• RECORDS FOR THE TASK:
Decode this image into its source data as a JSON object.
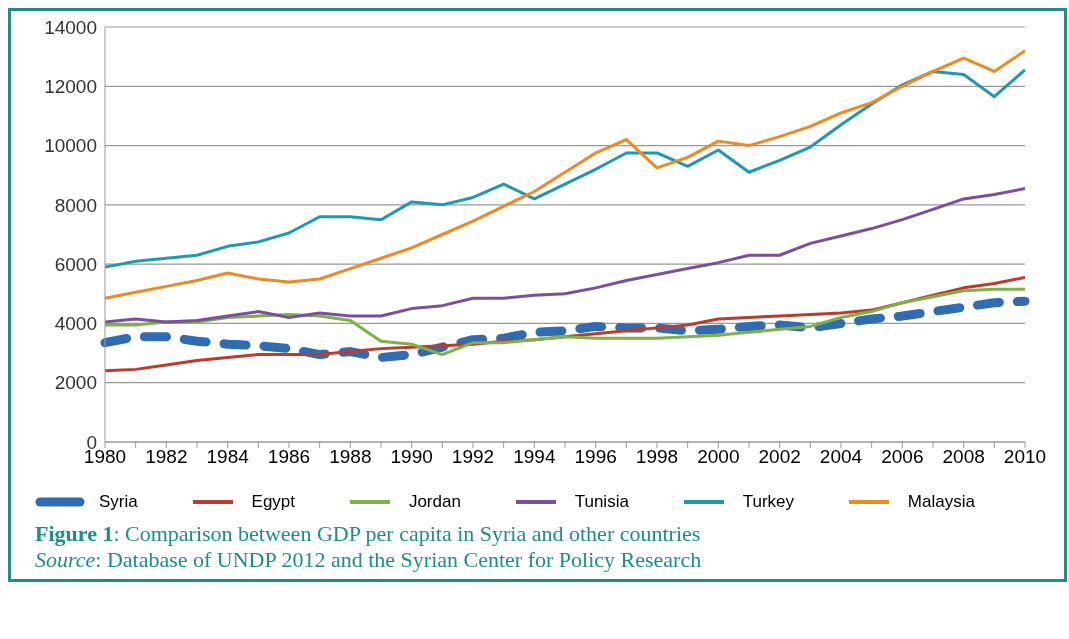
{
  "chart_data": {
    "type": "line",
    "title": "Figure 1: Comparison between GDP per capita in Syria and other countries",
    "annotations": [
      "Source: Database of UNDP 2012 and the Syrian Center for Policy Research"
    ],
    "categories": [
      "1980",
      null,
      "1982",
      null,
      "1984",
      null,
      "1986",
      null,
      "1988",
      null,
      "1990",
      null,
      "1992",
      null,
      "1994",
      null,
      "1996",
      null,
      "1998",
      null,
      "2000",
      null,
      "2002",
      null,
      "2004",
      null,
      "2006",
      null,
      "2008",
      null,
      "2010"
    ],
    "ylim": [
      0,
      14000
    ],
    "yticks": [
      0,
      2000,
      4000,
      6000,
      8000,
      10000,
      12000,
      14000
    ],
    "grid": "y",
    "legend": "bottom",
    "marker": "none",
    "series": [
      {
        "name": "Syria",
        "color": "#2e6db4",
        "line_style": "dashed",
        "values": [
          3350,
          3550,
          3550,
          3400,
          3300,
          3250,
          3150,
          2950,
          3050,
          2850,
          2950,
          3200,
          3450,
          3500,
          3700,
          3750,
          3900,
          3850,
          3850,
          3750,
          3800,
          3900,
          3950,
          3850,
          4000,
          4150,
          4250,
          4400,
          4550,
          4700,
          4750
        ]
      },
      {
        "name": "Egypt",
        "color": "#c0392b",
        "line_style": "solid",
        "values": [
          2400,
          2450,
          2600,
          2750,
          2850,
          2950,
          2950,
          2950,
          3050,
          3150,
          3200,
          3250,
          3300,
          3400,
          3450,
          3550,
          3650,
          3750,
          3850,
          3950,
          4150,
          4200,
          4250,
          4300,
          4350,
          4450,
          4700,
          4950,
          5200,
          5350,
          5550
        ]
      },
      {
        "name": "Jordan",
        "color": "#7cb342",
        "line_style": "solid",
        "values": [
          3950,
          3950,
          4050,
          4050,
          4200,
          4250,
          4300,
          4250,
          4100,
          3400,
          3300,
          2950,
          3350,
          3350,
          3450,
          3550,
          3500,
          3500,
          3500,
          3550,
          3600,
          3700,
          3800,
          3900,
          4200,
          4400,
          4700,
          4900,
          5100,
          5150,
          5150
        ]
      },
      {
        "name": "Tunisia",
        "color": "#7b4fa0",
        "line_style": "solid",
        "values": [
          4050,
          4150,
          4050,
          4100,
          4250,
          4400,
          4200,
          4350,
          4250,
          4250,
          4500,
          4600,
          4850,
          4850,
          4950,
          5000,
          5200,
          5450,
          5650,
          5850,
          6050,
          6300,
          6300,
          6700,
          6950,
          7200,
          7500,
          7850,
          8200,
          8350,
          8550
        ]
      },
      {
        "name": "Turkey",
        "color": "#1a9bb0",
        "line_style": "solid",
        "values": [
          5900,
          6100,
          6200,
          6300,
          6600,
          6750,
          7050,
          7600,
          7600,
          7500,
          8100,
          8000,
          8250,
          8700,
          8200,
          8700,
          9200,
          9750,
          9750,
          9300,
          9850,
          9100,
          9500,
          9950,
          10700,
          11400,
          12050,
          12500,
          12400,
          11650,
          12550
        ]
      },
      {
        "name": "Malaysia",
        "color": "#f0891e",
        "line_style": "solid",
        "values": [
          4850,
          5050,
          5250,
          5450,
          5700,
          5500,
          5400,
          5500,
          5850,
          6200,
          6550,
          7000,
          7450,
          7950,
          8450,
          9100,
          9750,
          10200,
          9250,
          9600,
          10150,
          10000,
          10300,
          10650,
          11100,
          11450,
          12000,
          12500,
          12950,
          12500,
          13200
        ]
      }
    ]
  }
}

• GIVEN TASK: Keep the pictures out of the copy and return the rest of the data above exactly.

• SOLUTION TO THIS TASK:
Decode this image into its source data as a JSON object.
{
  "chart_data": {
    "type": "line",
    "title": "Figure 1: Comparison between GDP per capita in Syria and other countries",
    "annotations": [
      "Source: Database of UNDP 2012 and the Syrian Center for Policy Research"
    ],
    "categories": [
      "1980",
      null,
      "1982",
      null,
      "1984",
      null,
      "1986",
      null,
      "1988",
      null,
      "1990",
      null,
      "1992",
      null,
      "1994",
      null,
      "1996",
      null,
      "1998",
      null,
      "2000",
      null,
      "2002",
      null,
      "2004",
      null,
      "2006",
      null,
      "2008",
      null,
      "2010"
    ],
    "ylim": [
      0,
      14000
    ],
    "yticks": [
      0,
      2000,
      4000,
      6000,
      8000,
      10000,
      12000,
      14000
    ],
    "grid": "y",
    "legend": "bottom",
    "marker": "none",
    "series": [
      {
        "name": "Syria",
        "color": "#2e6db4",
        "line_style": "dashed",
        "values": [
          3350,
          3550,
          3550,
          3400,
          3300,
          3250,
          3150,
          2950,
          3050,
          2850,
          2950,
          3200,
          3450,
          3500,
          3700,
          3750,
          3900,
          3850,
          3850,
          3750,
          3800,
          3900,
          3950,
          3850,
          4000,
          4150,
          4250,
          4400,
          4550,
          4700,
          4750
        ]
      },
      {
        "name": "Egypt",
        "color": "#c0392b",
        "line_style": "solid",
        "values": [
          2400,
          2450,
          2600,
          2750,
          2850,
          2950,
          2950,
          2950,
          3050,
          3150,
          3200,
          3250,
          3300,
          3400,
          3450,
          3550,
          3650,
          3750,
          3850,
          3950,
          4150,
          4200,
          4250,
          4300,
          4350,
          4450,
          4700,
          4950,
          5200,
          5350,
          5550
        ]
      },
      {
        "name": "Jordan",
        "color": "#7cb342",
        "line_style": "solid",
        "values": [
          3950,
          3950,
          4050,
          4050,
          4200,
          4250,
          4300,
          4250,
          4100,
          3400,
          3300,
          2950,
          3350,
          3350,
          3450,
          3550,
          3500,
          3500,
          3500,
          3550,
          3600,
          3700,
          3800,
          3900,
          4200,
          4400,
          4700,
          4900,
          5100,
          5150,
          5150
        ]
      },
      {
        "name": "Tunisia",
        "color": "#7b4fa0",
        "line_style": "solid",
        "values": [
          4050,
          4150,
          4050,
          4100,
          4250,
          4400,
          4200,
          4350,
          4250,
          4250,
          4500,
          4600,
          4850,
          4850,
          4950,
          5000,
          5200,
          5450,
          5650,
          5850,
          6050,
          6300,
          6300,
          6700,
          6950,
          7200,
          7500,
          7850,
          8200,
          8350,
          8550
        ]
      },
      {
        "name": "Turkey",
        "color": "#1a9bb0",
        "line_style": "solid",
        "values": [
          5900,
          6100,
          6200,
          6300,
          6600,
          6750,
          7050,
          7600,
          7600,
          7500,
          8100,
          8000,
          8250,
          8700,
          8200,
          8700,
          9200,
          9750,
          9750,
          9300,
          9850,
          9100,
          9500,
          9950,
          10700,
          11400,
          12050,
          12500,
          12400,
          11650,
          12550
        ]
      },
      {
        "name": "Malaysia",
        "color": "#f0891e",
        "line_style": "solid",
        "values": [
          4850,
          5050,
          5250,
          5450,
          5700,
          5500,
          5400,
          5500,
          5850,
          6200,
          6550,
          7000,
          7450,
          7950,
          8450,
          9100,
          9750,
          10200,
          9250,
          9600,
          10150,
          10000,
          10300,
          10650,
          11100,
          11450,
          12000,
          12500,
          12950,
          12500,
          13200
        ]
      }
    ]
  }
}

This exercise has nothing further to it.